═════ Records for this exercise ═════

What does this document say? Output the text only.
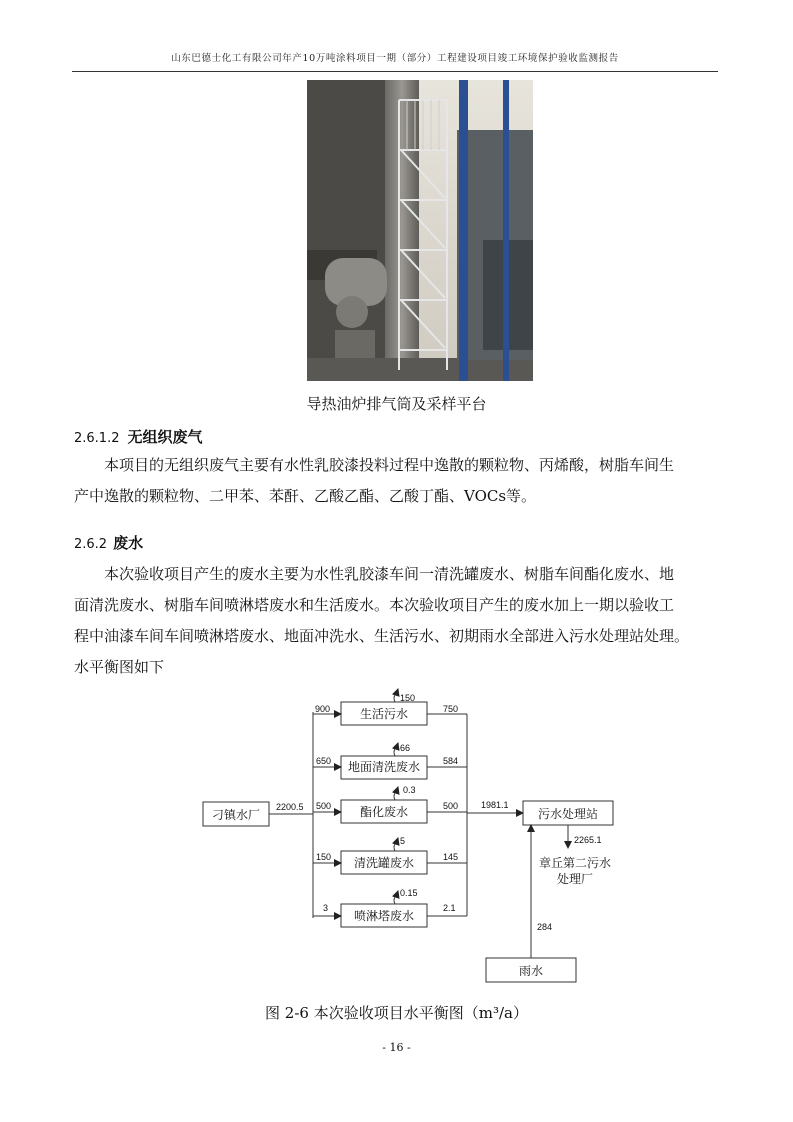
山东巴德士化工有限公司年产10万吨涂料项目一期（部分）工程建设项目竣工环境保护验收监测报告
导热油炉排气筒及采样平台
2.6.1.2 无组织废气
本项目的无组织废气主要有水性乳胶漆投料过程中逸散的颗粒物、丙烯酸，树脂车间生
产中逸散的颗粒物、二甲苯、苯酐、乙酸乙酯、乙酸丁酯、VOCs等。
2.6.2 废水
本次验收项目产生的废水主要为水性乳胶漆车间一清洗罐废水、树脂车间酯化废水、地
面清洗废水、树脂车间喷淋塔废水和生活废水。本次验收项目产生的废水加上一期以验收工
程中油漆车间车间喷淋塔废水、地面冲洗水、生活污水、初期雨水全部进入污水处理站处理。
水平衡图如下
刁镇水厂
生活污水
地面清洗废水
酯化废水
清洗罐废水
喷淋塔废水
污水处理站
章丘第二污水
处理厂
雨水
2200.5
900
650
500
150
3
150
66
0.3
5
0.15
750
584
500
145
2.1
1981.1
2265.1
284
图 2-6 本次验收项目水平衡图（m³/a）
- 16 -
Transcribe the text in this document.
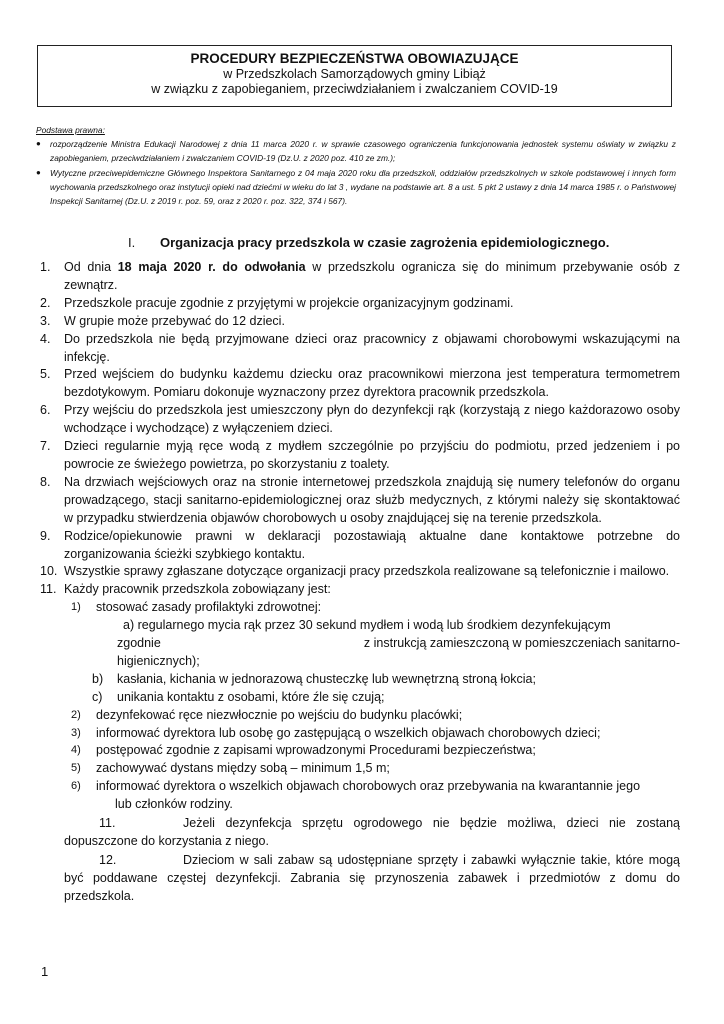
PROCEDURY BEZPIECZEŃSTWA OBOWIAZUJĄCE
w Przedszkolach Samorządowych gminy Libiąż
w związku z zapobieganiem, przeciwdziałaniem i zwalczaniem COVID-19
Podstawa prawna:
● rozporządzenie Ministra Edukacji Narodowej z dnia 11 marca 2020 r. w sprawie czasowego ograniczenia funkcjonowania jednostek systemu oświaty w związku z zapobieganiem, przeciwdziałaniem i zwalczaniem COVID-19 (Dz.U. z 2020 poz. 410 ze zm.);
● Wytyczne przeciwepidemiczne Głównego Inspektora Sanitarnego z 04 maja 2020 roku dla przedszkoli, oddziałów przedszkolnych w szkole podstawowej i innych form wychowania przedszkolnego oraz instytucji opieki nad dziećmi w wieku do lat 3 , wydane na podstawie art. 8 a ust. 5 pkt 2 ustawy z dnia 14 marca 1985 r. o Państwowej Inspekcji Sanitarnej (Dz.U. z 2019 r. poz. 59, oraz z 2020 r. poz. 322, 374 i 567).
I. Organizacja pracy przedszkola w czasie zagrożenia epidemiologicznego.
1. Od dnia 18 maja 2020 r. do odwołania w przedszkolu ogranicza się do minimum przebywanie osób z zewnątrz.
2. Przedszkole pracuje zgodnie z przyjętymi w projekcie organizacyjnym godzinami.
3. W grupie może przebywać do 12 dzieci.
4. Do przedszkola nie będą przyjmowane dzieci oraz pracownicy z objawami chorobowymi wskazującymi na infekcję.
5. Przed wejściem do budynku każdemu dziecku oraz pracownikowi mierzona jest temperatura termometrem bezdotykowym. Pomiaru dokonuje wyznaczony przez dyrektora pracownik przedszkola.
6. Przy wejściu do przedszkola jest umieszczony płyn do dezynfekcji rąk (korzystają z niego każdorazowo osoby wchodzące i wychodzące) z wyłączeniem dzieci.
7. Dzieci regularnie myją ręce wodą z mydłem szczególnie po przyjściu do podmiotu, przed jedzeniem i po powrocie ze świeżego powietrza, po skorzystaniu z toalety.
8. Na drzwiach wejściowych oraz na stronie internetowej przedszkola znajdują się numery telefonów do organu prowadzącego, stacji sanitarno-epidemiologicznej oraz służb medycznych, z którymi należy się skontaktować w przypadku stwierdzenia objawów chorobowych u osoby znajdującej się na terenie przedszkola.
9. Rodzice/opiekunowie prawni w deklaracji pozostawiają aktualne dane kontaktowe potrzebne do zorganizowania ścieżki szybkiego kontaktu.
10. Wszystkie sprawy zgłaszane dotyczące organizacji pracy przedszkola realizowane są telefonicznie i mailowo.
11. Każdy pracownik przedszkola zobowiązany jest:
1) stosować zasady profilaktyki zdrowotnej:
a) regularnego mycia rąk przez 30 sekund mydłem i wodą lub środkiem dezynfekującym
zgodnie	z instrukcją zamieszczoną w pomieszczeniach sanitarno-
higienicznych);
b) kasłania, kichania w jednorazową chusteczkę lub wewnętrzną stroną łokcia;
c) unikania kontaktu z osobami, które źle się czują;
2) dezynfekować ręce niezwłocznie po wejściu do budynku placówki;
3) informować dyrektora lub osobę go zastępującą o wszelkich objawach chorobowych dzieci;
4) postępować zgodnie z zapisami wprowadzonymi Procedurami bezpieczeństwa;
5) zachowywać dystans między sobą – minimum 1,5 m;
6) informować dyrektora o wszelkich objawach chorobowych oraz przebywania na kwarantannie jego
lub członków rodziny.
11.	Jeżeli dezynfekcja sprzętu ogrodowego nie będzie możliwa, dzieci nie zostaną dopuszczone do korzystania z niego.
12.	Dzieciom w sali zabaw są udostępniane sprzęty i zabawki wyłącznie takie, które mogą być poddawane częstej dezynfekcji. Zabrania się przynoszenia zabawek i przedmiotów z domu do przedszkola.
1
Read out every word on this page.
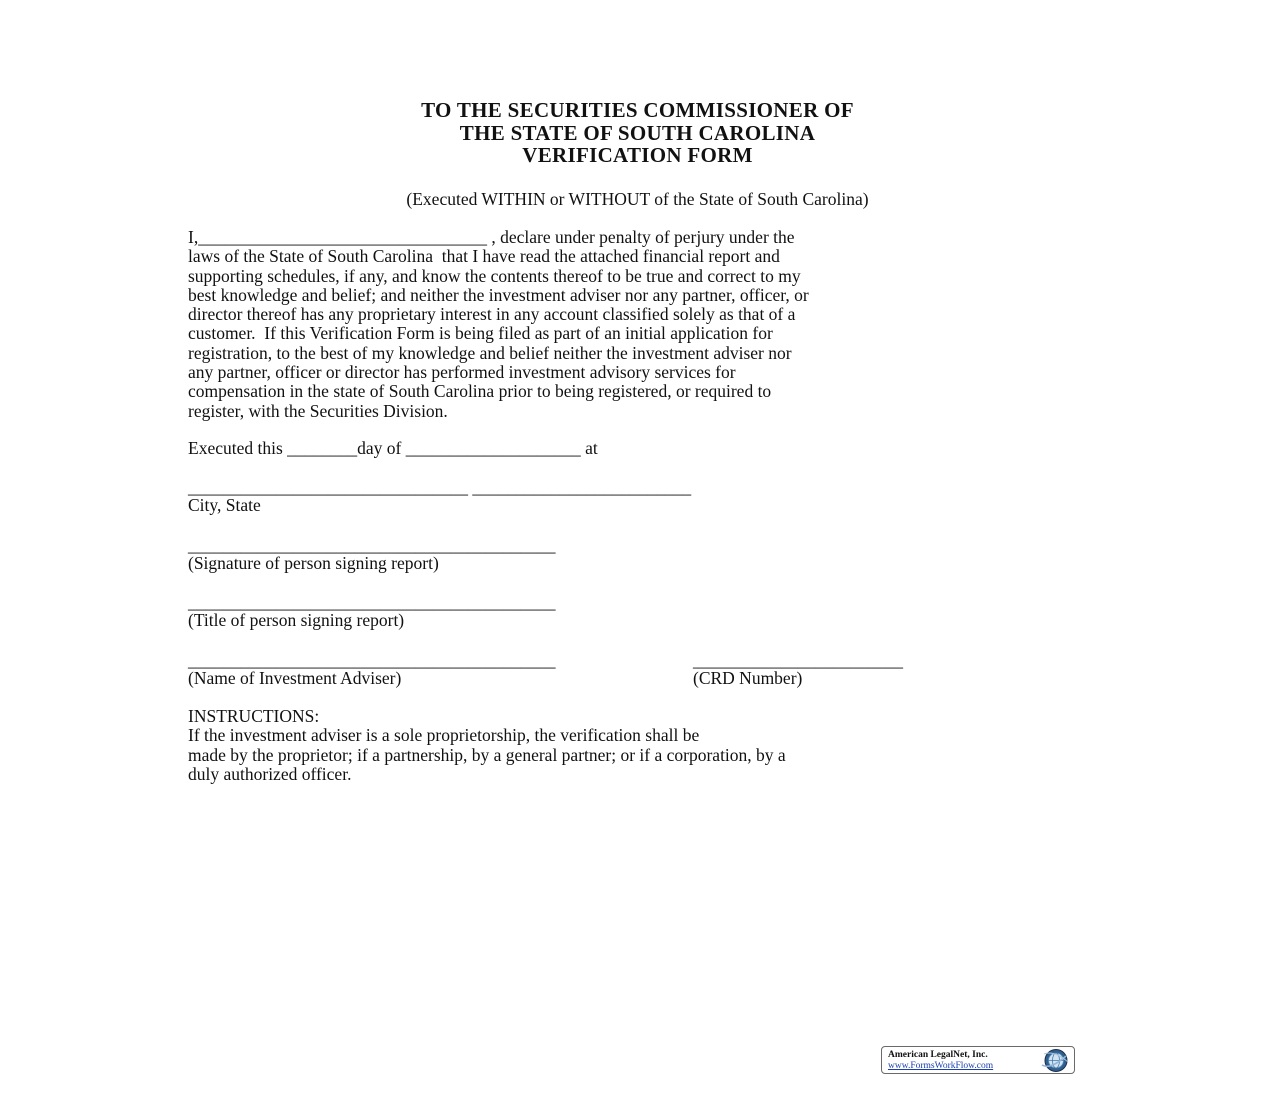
TO THE SECURITIES COMMISSIONER OF
THE STATE OF SOUTH CAROLINA
VERIFICATION FORM
(Executed WITHIN or WITHOUT of the State of South Carolina)
I,_________________________________ , declare under penalty of perjury under the
laws of the State of South Carolina  that I have read the attached financial report and
supporting schedules, if any, and know the contents thereof to be true and correct to my
best knowledge and belief; and neither the investment adviser nor any partner, officer, or
director thereof has any proprietary interest in any account classified solely as that of a
customer.  If this Verification Form is being filed as part of an initial application for
registration, to the best of my knowledge and belief neither the investment adviser nor
any partner, officer or director has performed investment advisory services for
compensation in the state of South Carolina prior to being registered, or required to
register, with the Securities Division.
Executed this ________day of ____________________ at
________________________________ _________________________
City, State
__________________________________________
(Signature of person signing report)
__________________________________________
(Title of person signing report)
__________________________________________	________________________
(Name of Investment Adviser)	(CRD Number)
INSTRUCTIONS:
If the investment adviser is a sole proprietorship, the verification shall be
made by the proprietor; if a partnership, by a general partner; or if a corporation, by a
duly authorized officer.
American LegalNet, Inc.
www.FormsWorkFlow.com
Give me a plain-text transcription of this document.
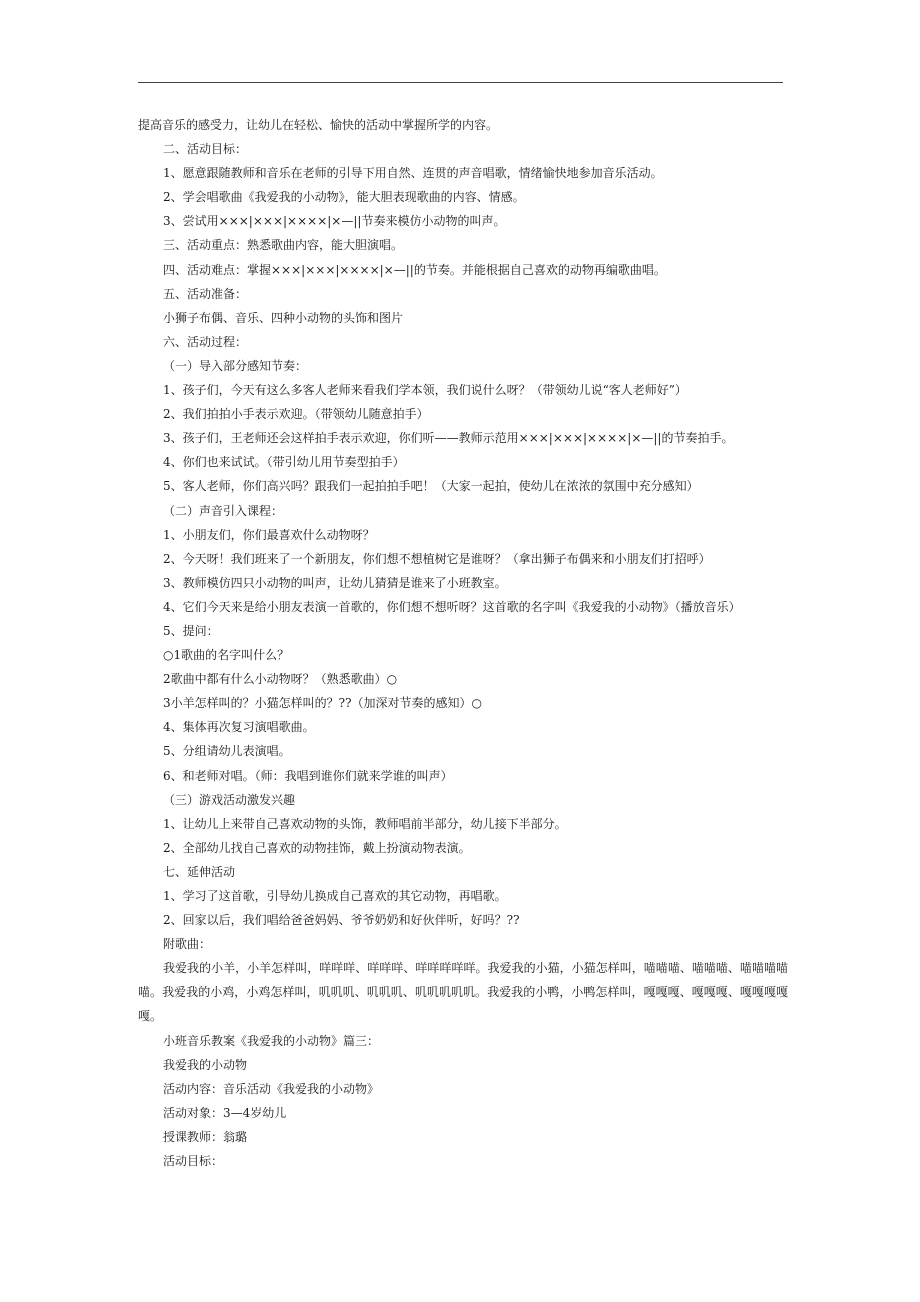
提高音乐的感受力，让幼儿在轻松、愉快的活动中掌握所学的内容。
二、活动目标：
1、愿意跟随教师和音乐在老师的引导下用自然、连贯的声音唱歌，情绪愉快地参加音乐活动。
2、学会唱歌曲《我爱我的小动物》，能大胆表现歌曲的内容、情感。
3、尝试用×××|×××|××××|×—||节奏来模仿小动物的叫声。
三、活动重点：熟悉歌曲内容，能大胆演唱。
四、活动难点：掌握×××|×××|××××|×—||的节奏。并能根据自己喜欢的动物再编歌曲唱。
五、活动准备：
小狮子布偶、音乐、四种小动物的头饰和图片
六、活动过程：
（一）导入部分感知节奏：
1、孩子们，今天有这么多客人老师来看我们学本领，我们说什么呀？（带领幼儿说“客人老师好”）
2、我们拍拍小手表示欢迎。（带领幼儿随意拍手）
3、孩子们，王老师还会这样拍手表示欢迎，你们听——教师示范用×××|×××|××××|×—||的节奏拍手。
4、你们也来试试。（带引幼儿用节奏型拍手）
5、客人老师，你们高兴吗？跟我们一起拍拍手吧！（大家一起拍，使幼儿在浓浓的氛围中充分感知）
（二）声音引入课程：
1、小朋友们，你们最喜欢什么动物呀？
2、今天呀！我们班来了一个新朋友，你们想不想植树它是谁呀？（拿出狮子布偶来和小朋友们打招呼）
3、教师模仿四只小动物的叫声，让幼儿猜猜是谁来了小班教室。
4、它们今天来是给小朋友表演一首歌的，你们想不想听呀？这首歌的名字叫《我爱我的小动物》（播放音乐）
5、提问：
○1歌曲的名字叫什么？
2歌曲中都有什么小动物呀？（熟悉歌曲）○
3小羊怎样叫的？小猫怎样叫的？??（加深对节奏的感知）○
4、集体再次复习演唱歌曲。
5、分组请幼儿表演唱。
6、和老师对唱。（师：我唱到谁你们就来学谁的叫声）
（三）游戏活动激发兴趣
1、让幼儿上来带自己喜欢动物的头饰，教师唱前半部分，幼儿接下半部分。
2、全部幼儿找自己喜欢的动物挂饰，戴上扮演动物表演。
七、延伸活动
1、学习了这首歌，引导幼儿换成自己喜欢的其它动物，再唱歌。
2、回家以后，我们唱给爸爸妈妈、爷爷奶奶和好伙伴听，好吗？??
附歌曲：
我爱我的小羊，小羊怎样叫，咩咩咩、咩咩咩、咩咩咩咩咩。我爱我的小猫，小猫怎样叫，喵喵喵、喵喵喵、喵喵喵喵喵。我爱我的小鸡，小鸡怎样叫，叽叽叽、叽叽叽、叽叽叽叽叽。我爱我的小鸭，小鸭怎样叫，嘎嘎嘎、嘎嘎嘎、嘎嘎嘎嘎嘎。
小班音乐教案《我爱我的小动物》篇三：
我爱我的小动物
活动内容：音乐活动《我爱我的小动物》
活动对象：3—4岁幼儿
授课教师：翁璐
活动目标：
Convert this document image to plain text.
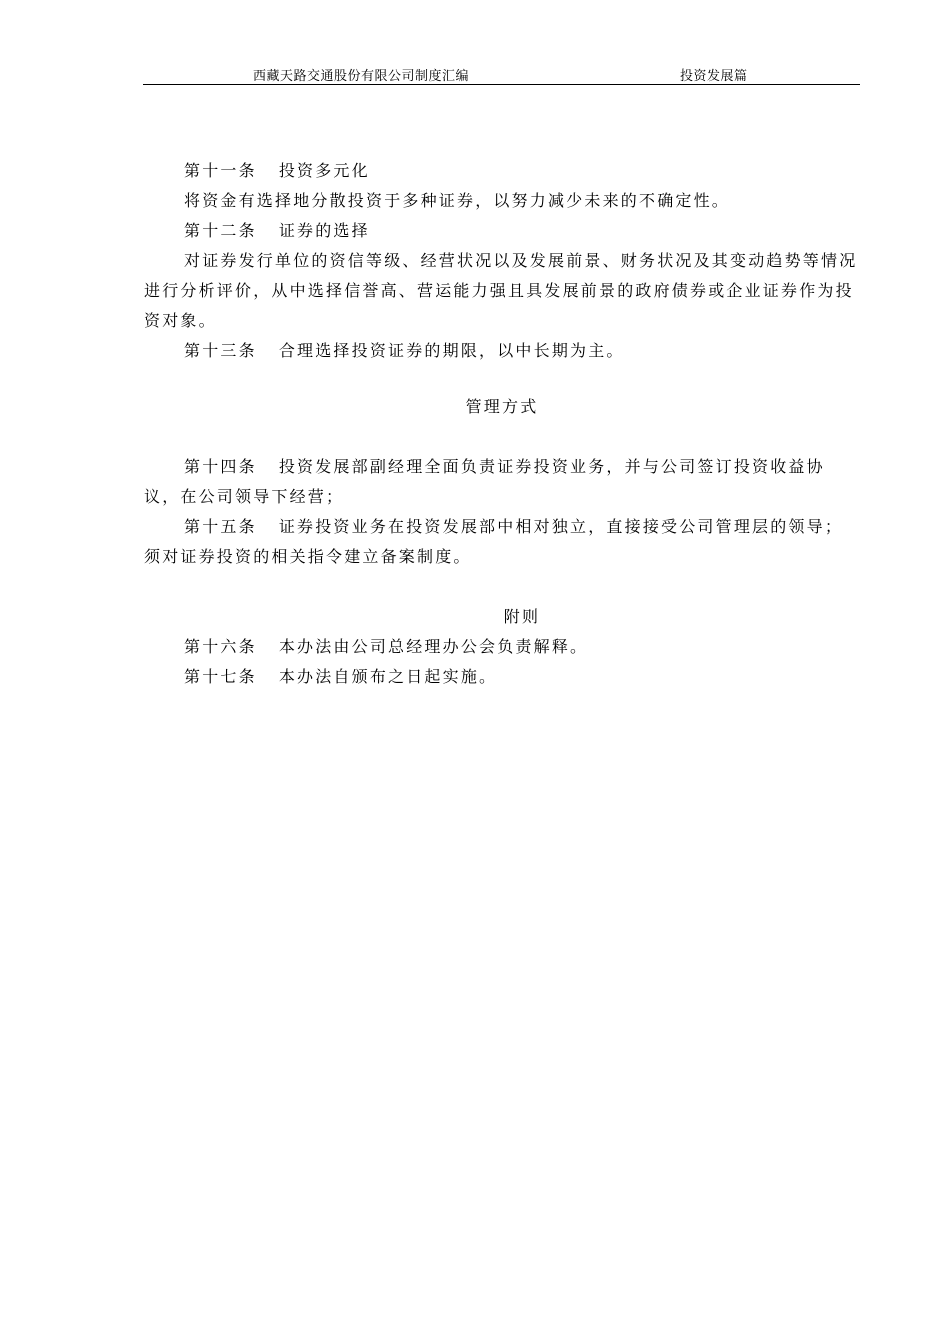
西藏天路交通股份有限公司制度汇编	投资发展篇

第十一条 投资多元化

将资金有选择地分散投资于多种证券，以努力减少未来的不确定性。

第十二条 证券的选择

对证券发行单位的资信等级、经营状况以及发展前景、财务状况及其变动趋势等情况进行分析评价，从中选择信誉高、营运能力强且具发展前景的政府债券或企业证券作为投资对象。

第十三条 合理选择投资证券的期限，以中长期为主。

管理方式

第十四条 投资发展部副经理全面负责证券投资业务，并与公司签订投资收益协议，在公司领导下经营；

第十五条 证券投资业务在投资发展部中相对独立，直接接受公司管理层的领导；须对证券投资的相关指令建立备案制度。

附则

第十六条 本办法由公司总经理办公会负责解释。

第十七条 本办法自颁布之日起实施。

═════

- _Task brief_
Identify and copy the lines holding the word "informować".

- _Correct answer_
3) informować dyrektora lub osobę go zastępującą o wszelkich objawach chorobowych dzieci;
6) informować dyrektora o wszelkich objawach chorobowych oraz przebywania na kwarantannie jego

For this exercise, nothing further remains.